Out of the lines below, please list those that hold the string "markets".

**Information given**
[start]

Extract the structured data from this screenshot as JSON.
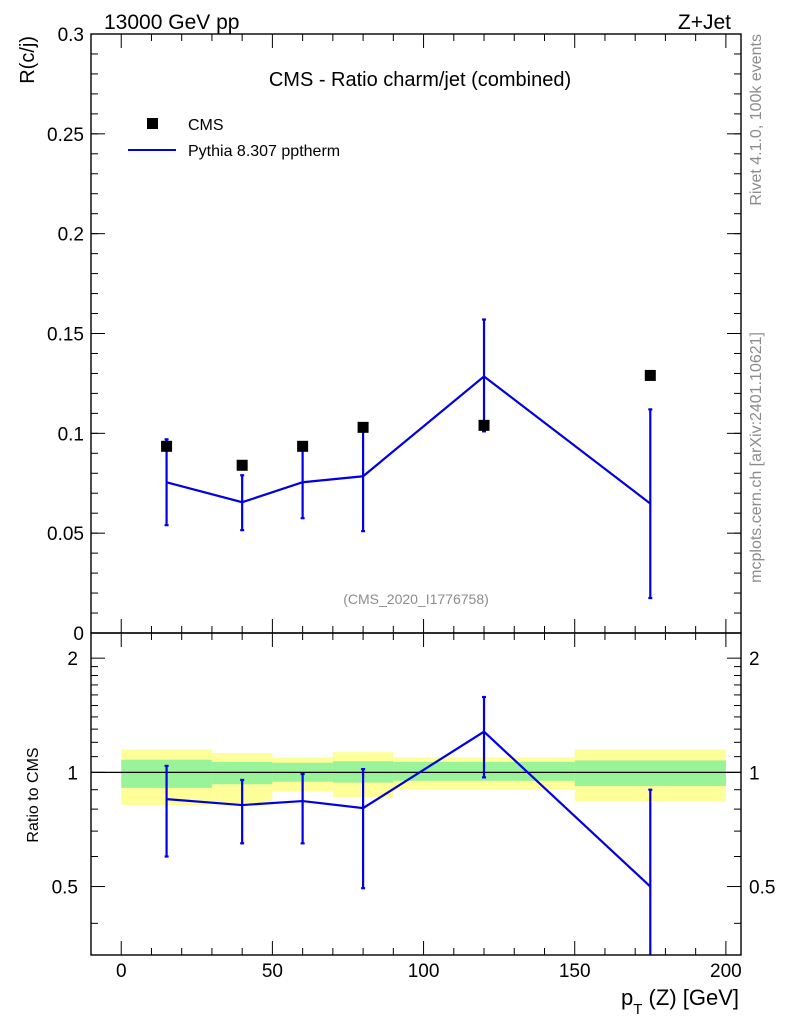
{
  "header": {
    "left": "13000 GeV pp",
    "right": "Z+Jet"
  },
  "side_text": {
    "top": "Rivet 4.1.0,  100k events",
    "bottom": "mcplots.cern.ch [arXiv:2401.10621]"
  },
  "chart_data": [
    {
      "type": "scatter",
      "panel": "main",
      "title": "CMS - Ratio charm/jet (combined)",
      "xlabel": "",
      "ylabel": "R(c/j)",
      "xlim": [
        -10,
        205
      ],
      "ylim": [
        0,
        0.3
      ],
      "yticks": [
        "0",
        "0.05",
        "0.1",
        "0.15",
        "0.2",
        "0.25",
        "0.3"
      ],
      "analysis_label": "(CMS_2020_I1776758)",
      "legend": [
        "CMS",
        "Pythia 8.307 pptherm"
      ],
      "series": [
        {
          "name": "CMS",
          "kind": "markers",
          "color": "#000000",
          "x": [
            15,
            40,
            60,
            80,
            120,
            175
          ],
          "y": [
            0.0935,
            0.084,
            0.0935,
            0.103,
            0.104,
            0.129
          ]
        },
        {
          "name": "Pythia 8.307 pptherm",
          "kind": "line",
          "color": "#0000e0",
          "x": [
            15,
            40,
            60,
            80,
            120,
            175
          ],
          "y": [
            0.0755,
            0.0655,
            0.0755,
            0.0785,
            0.1285,
            0.0648
          ],
          "err_low": [
            0.054,
            0.0515,
            0.0575,
            0.051,
            0.101,
            0.0175
          ],
          "err_high": [
            0.097,
            0.079,
            0.093,
            0.103,
            0.157,
            0.112
          ]
        }
      ]
    },
    {
      "type": "line",
      "panel": "ratio",
      "xlabel": "p_T (Z) [GeV]",
      "ylabel": "Ratio to CMS",
      "xlim": [
        -10,
        205
      ],
      "ylim": [
        0.33,
        2.33
      ],
      "yticks": [
        "0.5",
        "1",
        "2"
      ],
      "xticks": [
        "0",
        "50",
        "100",
        "150",
        "200"
      ],
      "bands": [
        {
          "x0": 0,
          "x1": 30,
          "y_low": 0.91,
          "y_high": 1.08,
          "y_low_outer": 0.82,
          "y_high_outer": 1.15
        },
        {
          "x0": 30,
          "x1": 50,
          "y_low": 0.93,
          "y_high": 1.065,
          "y_low_outer": 0.83,
          "y_high_outer": 1.125
        },
        {
          "x0": 50,
          "x1": 70,
          "y_low": 0.945,
          "y_high": 1.06,
          "y_low_outer": 0.89,
          "y_high_outer": 1.095
        },
        {
          "x0": 70,
          "x1": 90,
          "y_low": 0.94,
          "y_high": 1.07,
          "y_low_outer": 0.86,
          "y_high_outer": 1.13
        },
        {
          "x0": 90,
          "x1": 150,
          "y_low": 0.95,
          "y_high": 1.065,
          "y_low_outer": 0.9,
          "y_high_outer": 1.095
        },
        {
          "x0": 150,
          "x1": 200,
          "y_low": 0.92,
          "y_high": 1.075,
          "y_low_outer": 0.84,
          "y_high_outer": 1.15
        }
      ],
      "reference": 1,
      "series": [
        {
          "name": "Pythia 8.307 pptherm / CMS",
          "color": "#0000e0",
          "x": [
            15,
            40,
            60,
            80,
            120,
            175
          ],
          "y": [
            0.85,
            0.82,
            0.84,
            0.805,
            1.28,
            0.5
          ],
          "err_low": [
            0.6,
            0.65,
            0.65,
            0.495,
            0.97,
            0.33
          ],
          "err_high": [
            1.04,
            0.955,
            0.99,
            1.02,
            1.58,
            0.9
          ]
        }
      ]
    }
  ]
}
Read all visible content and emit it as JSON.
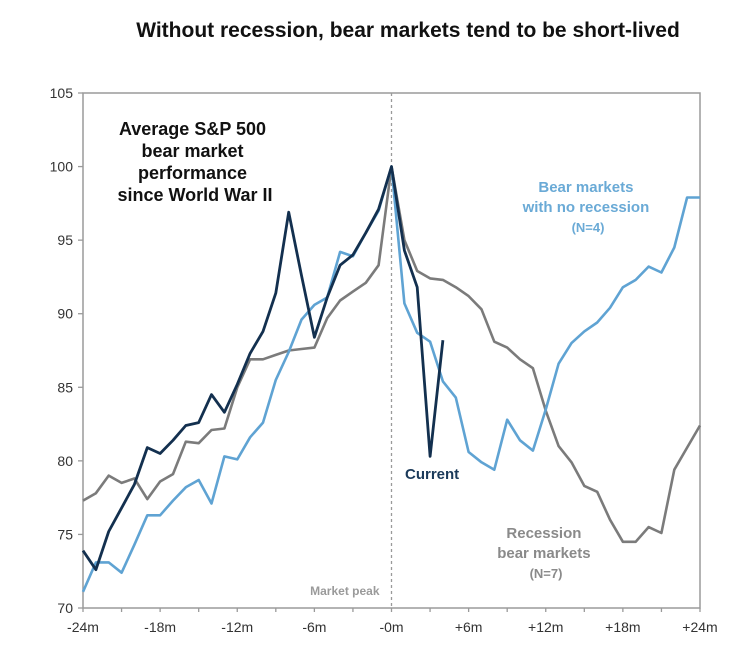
{
  "chart_data": {
    "type": "line",
    "title": "Without recession, bear markets tend to be short-lived",
    "xlabel": "",
    "ylabel": "",
    "ylim": [
      70,
      105
    ],
    "xlim": [
      -24,
      24
    ],
    "grid": false,
    "x_ticks": [
      {
        "value": -24,
        "label": "-24m"
      },
      {
        "value": -18,
        "label": "-18m"
      },
      {
        "value": -12,
        "label": "-12m"
      },
      {
        "value": -6,
        "label": "-6m"
      },
      {
        "value": 0,
        "label": "-0m"
      },
      {
        "value": 6,
        "label": "+6m"
      },
      {
        "value": 12,
        "label": "+12m"
      },
      {
        "value": 18,
        "label": "+18m"
      },
      {
        "value": 24,
        "label": "+24m"
      }
    ],
    "y_ticks": [
      70,
      75,
      80,
      85,
      90,
      95,
      100,
      105
    ],
    "peak_marker": {
      "x": 0,
      "label": "Market peak"
    },
    "annotations": [
      {
        "text_lines": [
          "Average S&P 500",
          "bear market",
          "performance",
          "since World War II"
        ],
        "color": "#111111"
      },
      {
        "text_lines": [
          "Bear markets",
          "with no recession",
          "(N=4)"
        ],
        "color": "#6aaad6"
      },
      {
        "text_lines": [
          "Recession",
          "bear markets",
          "(N=7)"
        ],
        "color": "#8a8a8a"
      },
      {
        "text_lines": [
          "Current"
        ],
        "color": "#1b3a5a"
      }
    ],
    "series": [
      {
        "name": "Recession bear markets (N=7)",
        "color": "#7b7b7b",
        "x": [
          -24,
          -23,
          -22,
          -21,
          -20,
          -19,
          -18,
          -17,
          -16,
          -15,
          -14,
          -13,
          -12,
          -11,
          -10,
          -9,
          -8,
          -7,
          -6,
          -5,
          -4,
          -3,
          -2,
          -1,
          0,
          1,
          2,
          3,
          4,
          5,
          6,
          7,
          8,
          9,
          10,
          11,
          12,
          13,
          14,
          15,
          16,
          17,
          18,
          19,
          20,
          21,
          22,
          23,
          24
        ],
        "values": [
          77.3,
          77.8,
          79.0,
          78.5,
          78.8,
          77.4,
          78.6,
          79.1,
          81.3,
          81.2,
          82.1,
          82.2,
          85.0,
          86.9,
          86.9,
          87.2,
          87.5,
          87.6,
          87.7,
          89.7,
          90.9,
          91.5,
          92.1,
          93.3,
          100.0,
          95.0,
          92.9,
          92.4,
          92.3,
          91.8,
          91.2,
          90.3,
          88.1,
          87.7,
          86.9,
          86.3,
          83.4,
          81.0,
          79.9,
          78.3,
          77.9,
          76.0,
          74.5,
          74.5,
          75.5,
          75.1,
          79.4,
          80.9,
          82.4
        ]
      },
      {
        "name": "Bear markets with no recession (N=4)",
        "color": "#5fa3d3",
        "x": [
          -24,
          -23,
          -22,
          -21,
          -20,
          -19,
          -18,
          -17,
          -16,
          -15,
          -14,
          -13,
          -12,
          -11,
          -10,
          -9,
          -8,
          -7,
          -6,
          -5,
          -4,
          -3,
          -2,
          -1,
          0,
          1,
          2,
          3,
          4,
          5,
          6,
          7,
          8,
          9,
          10,
          11,
          12,
          13,
          14,
          15,
          16,
          17,
          18,
          19,
          20,
          21,
          22,
          23,
          24
        ],
        "values": [
          71.1,
          73.1,
          73.1,
          72.4,
          74.3,
          76.3,
          76.3,
          77.3,
          78.2,
          78.7,
          77.1,
          80.3,
          80.1,
          81.6,
          82.6,
          85.5,
          87.4,
          89.6,
          90.6,
          91.1,
          94.2,
          93.9,
          95.5,
          97.0,
          100.0,
          90.7,
          88.7,
          88.1,
          85.4,
          84.3,
          80.6,
          79.9,
          79.4,
          82.8,
          81.4,
          80.7,
          83.5,
          86.6,
          88.0,
          88.8,
          89.4,
          90.4,
          91.8,
          92.3,
          93.2,
          92.8,
          94.5,
          97.9,
          97.9
        ]
      },
      {
        "name": "Current",
        "color": "#13304f",
        "x": [
          -24,
          -23,
          -22,
          -21,
          -20,
          -19,
          -18,
          -17,
          -16,
          -15,
          -14,
          -13,
          -12,
          -11,
          -10,
          -9,
          -8,
          -7,
          -6,
          -5,
          -4,
          -3,
          -2,
          -1,
          0,
          1,
          2,
          3,
          4
        ],
        "values": [
          73.9,
          72.6,
          75.2,
          76.8,
          78.4,
          80.9,
          80.5,
          81.4,
          82.4,
          82.6,
          84.5,
          83.3,
          85.2,
          87.3,
          88.8,
          91.4,
          96.9,
          92.6,
          88.4,
          91.1,
          93.3,
          94.0,
          95.5,
          97.1,
          100.0,
          94.3,
          91.8,
          80.3,
          88.2
        ]
      }
    ]
  }
}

[end]

**Reply**
    "title": "Without recession, bear markets tend to be short-lived",
          "Bear markets",
          "bear markets",
        "name": "Recession bear markets (N=7)",
        "name": "Bear markets with no recession (N=4)",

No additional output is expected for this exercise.